**What is expected**. Say how many lines in the records include the string "start", adding no other words.

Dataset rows
***
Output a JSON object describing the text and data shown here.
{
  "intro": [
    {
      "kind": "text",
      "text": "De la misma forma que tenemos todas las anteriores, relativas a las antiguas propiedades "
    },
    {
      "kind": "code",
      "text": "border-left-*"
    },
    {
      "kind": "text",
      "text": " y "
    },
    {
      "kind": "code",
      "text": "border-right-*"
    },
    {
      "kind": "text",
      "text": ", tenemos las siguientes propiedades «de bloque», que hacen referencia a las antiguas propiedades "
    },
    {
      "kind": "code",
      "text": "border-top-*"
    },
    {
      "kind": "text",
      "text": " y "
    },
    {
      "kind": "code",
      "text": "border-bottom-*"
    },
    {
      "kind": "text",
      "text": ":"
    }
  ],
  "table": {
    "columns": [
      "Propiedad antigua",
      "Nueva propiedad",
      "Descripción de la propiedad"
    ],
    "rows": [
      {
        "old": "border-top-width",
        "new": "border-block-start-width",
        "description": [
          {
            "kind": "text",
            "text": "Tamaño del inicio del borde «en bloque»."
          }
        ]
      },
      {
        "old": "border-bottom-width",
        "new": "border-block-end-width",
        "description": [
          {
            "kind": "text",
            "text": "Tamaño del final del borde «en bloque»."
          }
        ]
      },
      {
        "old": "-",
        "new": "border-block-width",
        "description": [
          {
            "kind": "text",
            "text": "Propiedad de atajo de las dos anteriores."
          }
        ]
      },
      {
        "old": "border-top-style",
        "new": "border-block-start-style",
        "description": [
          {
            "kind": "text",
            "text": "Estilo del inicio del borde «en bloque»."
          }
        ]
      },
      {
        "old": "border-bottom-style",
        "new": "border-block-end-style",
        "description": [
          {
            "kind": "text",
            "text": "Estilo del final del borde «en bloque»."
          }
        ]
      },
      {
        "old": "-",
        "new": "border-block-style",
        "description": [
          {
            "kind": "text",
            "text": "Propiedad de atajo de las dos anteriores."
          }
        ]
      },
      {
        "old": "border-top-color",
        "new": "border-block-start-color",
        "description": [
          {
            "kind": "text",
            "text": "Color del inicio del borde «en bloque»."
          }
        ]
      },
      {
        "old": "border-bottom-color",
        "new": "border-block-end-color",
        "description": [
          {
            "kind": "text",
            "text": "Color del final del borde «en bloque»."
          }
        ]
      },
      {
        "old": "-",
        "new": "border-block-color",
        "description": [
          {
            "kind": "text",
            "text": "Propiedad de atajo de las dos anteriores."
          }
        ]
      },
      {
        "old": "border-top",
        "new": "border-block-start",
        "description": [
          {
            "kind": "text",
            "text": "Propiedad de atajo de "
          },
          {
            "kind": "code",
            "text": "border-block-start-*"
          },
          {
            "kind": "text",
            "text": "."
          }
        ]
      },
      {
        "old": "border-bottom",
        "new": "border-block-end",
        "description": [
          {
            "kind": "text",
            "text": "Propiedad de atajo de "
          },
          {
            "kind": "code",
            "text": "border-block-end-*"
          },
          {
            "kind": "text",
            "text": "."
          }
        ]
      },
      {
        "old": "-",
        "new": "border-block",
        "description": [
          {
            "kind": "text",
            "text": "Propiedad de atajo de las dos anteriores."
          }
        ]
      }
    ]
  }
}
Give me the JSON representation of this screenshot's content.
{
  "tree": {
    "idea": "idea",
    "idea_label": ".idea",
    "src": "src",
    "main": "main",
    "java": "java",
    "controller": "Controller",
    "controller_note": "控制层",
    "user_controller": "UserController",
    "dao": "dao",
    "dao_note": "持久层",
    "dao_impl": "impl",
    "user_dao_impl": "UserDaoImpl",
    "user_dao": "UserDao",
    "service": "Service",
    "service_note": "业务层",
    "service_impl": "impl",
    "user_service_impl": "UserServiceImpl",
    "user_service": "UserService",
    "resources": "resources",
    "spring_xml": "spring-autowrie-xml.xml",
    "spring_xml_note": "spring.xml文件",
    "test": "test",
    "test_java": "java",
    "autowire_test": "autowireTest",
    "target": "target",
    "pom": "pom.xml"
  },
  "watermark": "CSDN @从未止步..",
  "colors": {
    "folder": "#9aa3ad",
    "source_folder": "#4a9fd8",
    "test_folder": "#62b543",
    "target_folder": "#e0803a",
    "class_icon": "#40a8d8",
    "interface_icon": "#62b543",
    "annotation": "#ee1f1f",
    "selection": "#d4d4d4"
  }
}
***
**Full solution**. 5